All of the listing below must be repeated word for word. Pictures are the only thing to omit.

▶ **Input data**:
## start
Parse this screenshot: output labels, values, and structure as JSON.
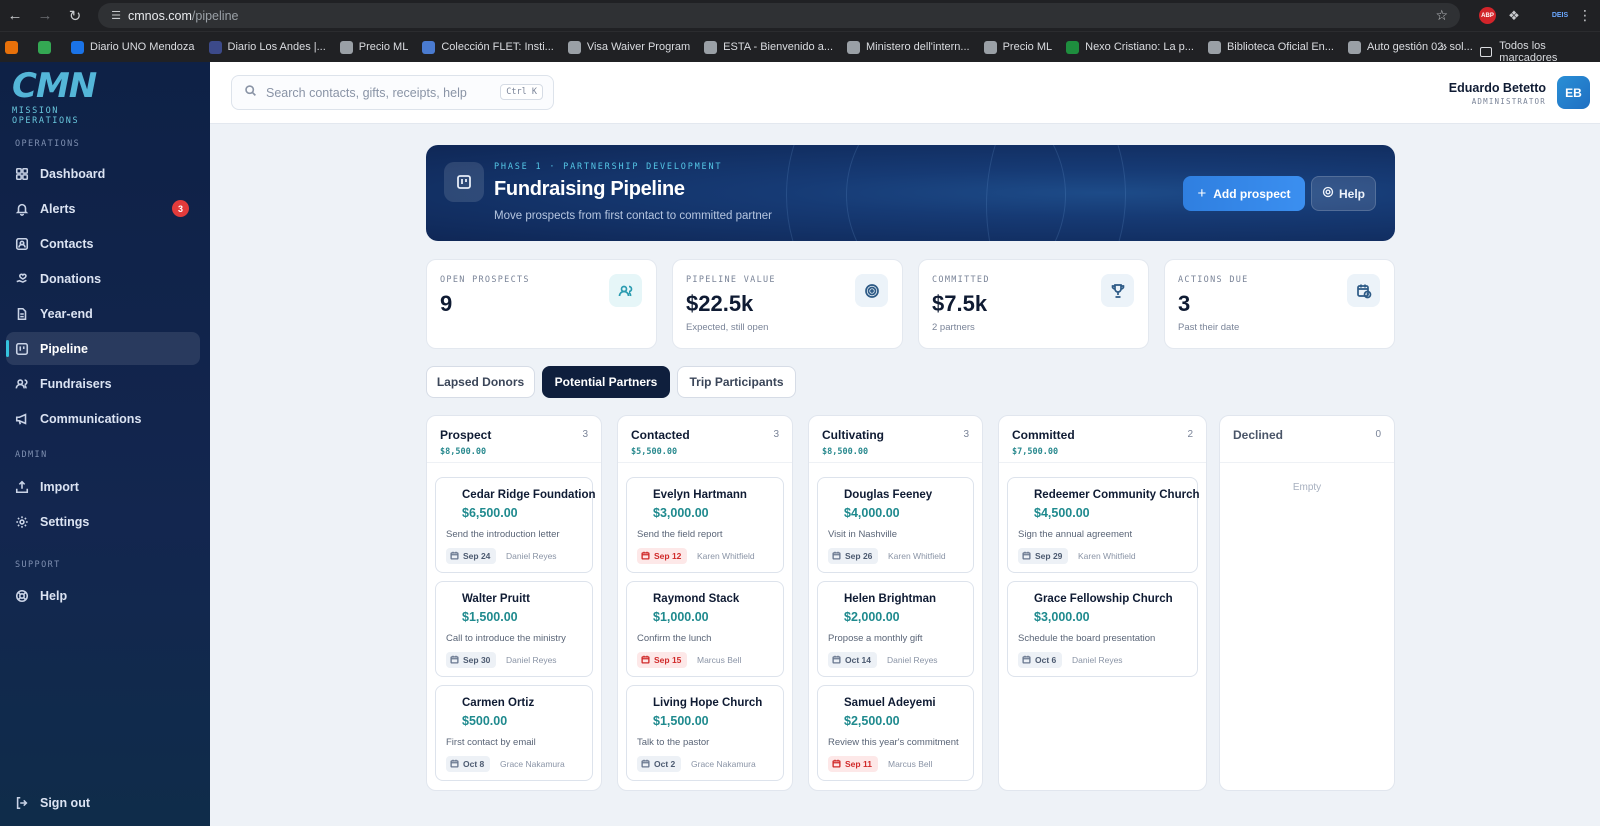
{
  "browser": {
    "url_host": "cmnos.com",
    "url_path": "/pipeline",
    "search_hint": "Ctrl K",
    "bookmarks": [
      {
        "label": "",
        "icon_color": "#e8710a"
      },
      {
        "label": "",
        "icon_color": "#34a853"
      },
      {
        "label": "Diario UNO Mendoza",
        "icon_color": "#1a73e8"
      },
      {
        "label": "Diario Los Andes |...",
        "icon_color": "#3c4a8a"
      },
      {
        "label": "Precio ML",
        "icon_color": "#9aa0a6"
      },
      {
        "label": "Colección FLET: Insti...",
        "icon_color": "#4a7bd0"
      },
      {
        "label": "Visa Waiver Program",
        "icon_color": "#9aa0a6"
      },
      {
        "label": "ESTA - Bienvenido a...",
        "icon_color": "#9aa0a6"
      },
      {
        "label": "Ministero dell'intern...",
        "icon_color": "#9aa0a6"
      },
      {
        "label": "Precio ML",
        "icon_color": "#9aa0a6"
      },
      {
        "label": "Nexo Cristiano: La p...",
        "icon_color": "#1e8e3e"
      },
      {
        "label": "Biblioteca Oficial En...",
        "icon_color": "#9aa0a6"
      },
      {
        "label": "Auto gestión 02: sol...",
        "icon_color": "#9aa0a6"
      }
    ],
    "all_bookmarks_label": "Todos los marcadores",
    "abp_label": "ABP",
    "profile_label": "DEIS"
  },
  "brand": {
    "logo_text": "CMN",
    "subtitle": "MISSION OPERATIONS"
  },
  "sidebar": {
    "sections": [
      {
        "label": "OPERATIONS"
      },
      {
        "label": "ADMIN"
      },
      {
        "label": "SUPPORT"
      }
    ],
    "items": [
      {
        "label": "Dashboard",
        "icon": "grid-icon"
      },
      {
        "label": "Alerts",
        "icon": "bell-icon",
        "badge": "3"
      },
      {
        "label": "Contacts",
        "icon": "contact-icon"
      },
      {
        "label": "Donations",
        "icon": "hand-heart-icon"
      },
      {
        "label": "Year-end",
        "icon": "file-icon"
      },
      {
        "label": "Pipeline",
        "icon": "kanban-icon",
        "active": true
      },
      {
        "label": "Fundraisers",
        "icon": "users-icon"
      },
      {
        "label": "Communications",
        "icon": "megaphone-icon"
      },
      {
        "label": "Import",
        "icon": "upload-icon"
      },
      {
        "label": "Settings",
        "icon": "gear-icon"
      },
      {
        "label": "Help",
        "icon": "lifebuoy-icon"
      }
    ],
    "signout_label": "Sign out"
  },
  "topbar": {
    "search_placeholder": "Search contacts, gifts, receipts, help",
    "shortcut": "Ctrl K",
    "user_name": "Eduardo Betetto",
    "user_role": "ADMINISTRATOR",
    "avatar_initials": "EB"
  },
  "hero": {
    "kicker": "PHASE 1 · PARTNERSHIP DEVELOPMENT",
    "title": "Fundraising Pipeline",
    "subtitle": "Move prospects from first contact to committed partner",
    "add_label": "Add prospect",
    "help_label": "Help"
  },
  "stats": [
    {
      "label": "OPEN PROSPECTS",
      "value": "9",
      "note": "",
      "icon": "users-icon"
    },
    {
      "label": "PIPELINE VALUE",
      "value": "$22.5k",
      "note": "Expected, still open",
      "icon": "target-icon"
    },
    {
      "label": "COMMITTED",
      "value": "$7.5k",
      "note": "2 partners",
      "icon": "trophy-icon"
    },
    {
      "label": "ACTIONS DUE",
      "value": "3",
      "note": "Past their date",
      "icon": "calendar-clock-icon"
    }
  ],
  "tabs": [
    {
      "label": "Lapsed Donors",
      "active": false
    },
    {
      "label": "Potential Partners",
      "active": true
    },
    {
      "label": "Trip Participants",
      "active": false
    }
  ],
  "columns": [
    {
      "title": "Prospect",
      "count": "3",
      "amount": "$8,500.00",
      "cards": [
        {
          "name": "Cedar Ridge Foundation",
          "amount": "$6,500.00",
          "action": "Send the introduction letter",
          "date": "Sep 24",
          "owner": "Daniel Reyes",
          "overdue": false
        },
        {
          "name": "Walter Pruitt",
          "amount": "$1,500.00",
          "action": "Call to introduce the ministry",
          "date": "Sep 30",
          "owner": "Daniel Reyes",
          "overdue": false
        },
        {
          "name": "Carmen Ortiz",
          "amount": "$500.00",
          "action": "First contact by email",
          "date": "Oct 8",
          "owner": "Grace Nakamura",
          "overdue": false
        }
      ]
    },
    {
      "title": "Contacted",
      "count": "3",
      "amount": "$5,500.00",
      "cards": [
        {
          "name": "Evelyn Hartmann",
          "amount": "$3,000.00",
          "action": "Send the field report",
          "date": "Sep 12",
          "owner": "Karen Whitfield",
          "overdue": true
        },
        {
          "name": "Raymond Stack",
          "amount": "$1,000.00",
          "action": "Confirm the lunch",
          "date": "Sep 15",
          "owner": "Marcus Bell",
          "overdue": true
        },
        {
          "name": "Living Hope Church",
          "amount": "$1,500.00",
          "action": "Talk to the pastor",
          "date": "Oct 2",
          "owner": "Grace Nakamura",
          "overdue": false
        }
      ]
    },
    {
      "title": "Cultivating",
      "count": "3",
      "amount": "$8,500.00",
      "cards": [
        {
          "name": "Douglas Feeney",
          "amount": "$4,000.00",
          "action": "Visit in Nashville",
          "date": "Sep 26",
          "owner": "Karen Whitfield",
          "overdue": false
        },
        {
          "name": "Helen Brightman",
          "amount": "$2,000.00",
          "action": "Propose a monthly gift",
          "date": "Oct 14",
          "owner": "Daniel Reyes",
          "overdue": false
        },
        {
          "name": "Samuel Adeyemi",
          "amount": "$2,500.00",
          "action": "Review this year's commitment",
          "date": "Sep 11",
          "owner": "Marcus Bell",
          "overdue": true
        }
      ]
    },
    {
      "title": "Committed",
      "count": "2",
      "amount": "$7,500.00",
      "cards": [
        {
          "name": "Redeemer Community Church",
          "amount": "$4,500.00",
          "action": "Sign the annual agreement",
          "date": "Sep 29",
          "owner": "Karen Whitfield",
          "overdue": false
        },
        {
          "name": "Grace Fellowship Church",
          "amount": "$3,000.00",
          "action": "Schedule the board presentation",
          "date": "Oct 6",
          "owner": "Daniel Reyes",
          "overdue": false
        }
      ]
    },
    {
      "title": "Declined",
      "count": "0",
      "amount": "",
      "empty_label": "Empty",
      "cards": []
    }
  ]
}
## end
▶ **Output of the task**:
Parse this screenshot: output labels, values, and structure as JSON.
{
  "browser": {
    "url_host": "cmnos.com",
    "url_path": "/pipeline",
    "search_hint": "Ctrl K",
    "bookmarks": [
      {
        "label": "",
        "icon_color": "#e8710a"
      },
      {
        "label": "",
        "icon_color": "#34a853"
      },
      {
        "label": "Diario UNO Mendoza",
        "icon_color": "#1a73e8"
      },
      {
        "label": "Diario Los Andes |...",
        "icon_color": "#3c4a8a"
      },
      {
        "label": "Precio ML",
        "icon_color": "#9aa0a6"
      },
      {
        "label": "Colección FLET: Insti...",
        "icon_color": "#4a7bd0"
      },
      {
        "label": "Visa Waiver Program",
        "icon_color": "#9aa0a6"
      },
      {
        "label": "ESTA - Bienvenido a...",
        "icon_color": "#9aa0a6"
      },
      {
        "label": "Ministero dell'intern...",
        "icon_color": "#9aa0a6"
      },
      {
        "label": "Precio ML",
        "icon_color": "#9aa0a6"
      },
      {
        "label": "Nexo Cristiano: La p...",
        "icon_color": "#1e8e3e"
      },
      {
        "label": "Biblioteca Oficial En...",
        "icon_color": "#9aa0a6"
      },
      {
        "label": "Auto gestión 02: sol...",
        "icon_color": "#9aa0a6"
      }
    ],
    "all_bookmarks_label": "Todos los marcadores",
    "abp_label": "ABP",
    "profile_label": "DEIS"
  },
  "brand": {
    "logo_text": "CMN",
    "subtitle": "MISSION OPERATIONS"
  },
  "sidebar": {
    "sections": [
      {
        "label": "OPERATIONS"
      },
      {
        "label": "ADMIN"
      },
      {
        "label": "SUPPORT"
      }
    ],
    "items": [
      {
        "label": "Dashboard",
        "icon": "grid-icon"
      },
      {
        "label": "Alerts",
        "icon": "bell-icon",
        "badge": "3"
      },
      {
        "label": "Contacts",
        "icon": "contact-icon"
      },
      {
        "label": "Donations",
        "icon": "hand-heart-icon"
      },
      {
        "label": "Year-end",
        "icon": "file-icon"
      },
      {
        "label": "Pipeline",
        "icon": "kanban-icon",
        "active": true
      },
      {
        "label": "Fundraisers",
        "icon": "users-icon"
      },
      {
        "label": "Communications",
        "icon": "megaphone-icon"
      },
      {
        "label": "Import",
        "icon": "upload-icon"
      },
      {
        "label": "Settings",
        "icon": "gear-icon"
      },
      {
        "label": "Help",
        "icon": "lifebuoy-icon"
      }
    ],
    "signout_label": "Sign out"
  },
  "topbar": {
    "search_placeholder": "Search contacts, gifts, receipts, help",
    "shortcut": "Ctrl K",
    "user_name": "Eduardo Betetto",
    "user_role": "ADMINISTRATOR",
    "avatar_initials": "EB"
  },
  "hero": {
    "kicker": "PHASE 1 · PARTNERSHIP DEVELOPMENT",
    "title": "Fundraising Pipeline",
    "subtitle": "Move prospects from first contact to committed partner",
    "add_label": "Add prospect",
    "help_label": "Help"
  },
  "stats": [
    {
      "label": "OPEN PROSPECTS",
      "value": "9",
      "note": "",
      "icon": "users-icon"
    },
    {
      "label": "PIPELINE VALUE",
      "value": "$22.5k",
      "note": "Expected, still open",
      "icon": "target-icon"
    },
    {
      "label": "COMMITTED",
      "value": "$7.5k",
      "note": "2 partners",
      "icon": "trophy-icon"
    },
    {
      "label": "ACTIONS DUE",
      "value": "3",
      "note": "Past their date",
      "icon": "calendar-clock-icon"
    }
  ],
  "tabs": [
    {
      "label": "Lapsed Donors",
      "active": false
    },
    {
      "label": "Potential Partners",
      "active": true
    },
    {
      "label": "Trip Participants",
      "active": false
    }
  ],
  "columns": [
    {
      "title": "Prospect",
      "count": "3",
      "amount": "$8,500.00",
      "cards": [
        {
          "name": "Cedar Ridge Foundation",
          "amount": "$6,500.00",
          "action": "Send the introduction letter",
          "date": "Sep 24",
          "owner": "Daniel Reyes",
          "overdue": false
        },
        {
          "name": "Walter Pruitt",
          "amount": "$1,500.00",
          "action": "Call to introduce the ministry",
          "date": "Sep 30",
          "owner": "Daniel Reyes",
          "overdue": false
        },
        {
          "name": "Carmen Ortiz",
          "amount": "$500.00",
          "action": "First contact by email",
          "date": "Oct 8",
          "owner": "Grace Nakamura",
          "overdue": false
        }
      ]
    },
    {
      "title": "Contacted",
      "count": "3",
      "amount": "$5,500.00",
      "cards": [
        {
          "name": "Evelyn Hartmann",
          "amount": "$3,000.00",
          "action": "Send the field report",
          "date": "Sep 12",
          "owner": "Karen Whitfield",
          "overdue": true
        },
        {
          "name": "Raymond Stack",
          "amount": "$1,000.00",
          "action": "Confirm the lunch",
          "date": "Sep 15",
          "owner": "Marcus Bell",
          "overdue": true
        },
        {
          "name": "Living Hope Church",
          "amount": "$1,500.00",
          "action": "Talk to the pastor",
          "date": "Oct 2",
          "owner": "Grace Nakamura",
          "overdue": false
        }
      ]
    },
    {
      "title": "Cultivating",
      "count": "3",
      "amount": "$8,500.00",
      "cards": [
        {
          "name": "Douglas Feeney",
          "amount": "$4,000.00",
          "action": "Visit in Nashville",
          "date": "Sep 26",
          "owner": "Karen Whitfield",
          "overdue": false
        },
        {
          "name": "Helen Brightman",
          "amount": "$2,000.00",
          "action": "Propose a monthly gift",
          "date": "Oct 14",
          "owner": "Daniel Reyes",
          "overdue": false
        },
        {
          "name": "Samuel Adeyemi",
          "amount": "$2,500.00",
          "action": "Review this year's commitment",
          "date": "Sep 11",
          "owner": "Marcus Bell",
          "overdue": true
        }
      ]
    },
    {
      "title": "Committed",
      "count": "2",
      "amount": "$7,500.00",
      "cards": [
        {
          "name": "Redeemer Community Church",
          "amount": "$4,500.00",
          "action": "Sign the annual agreement",
          "date": "Sep 29",
          "owner": "Karen Whitfield",
          "overdue": false
        },
        {
          "name": "Grace Fellowship Church",
          "amount": "$3,000.00",
          "action": "Schedule the board presentation",
          "date": "Oct 6",
          "owner": "Daniel Reyes",
          "overdue": false
        }
      ]
    },
    {
      "title": "Declined",
      "count": "0",
      "amount": "",
      "empty_label": "Empty",
      "cards": []
    }
  ]
}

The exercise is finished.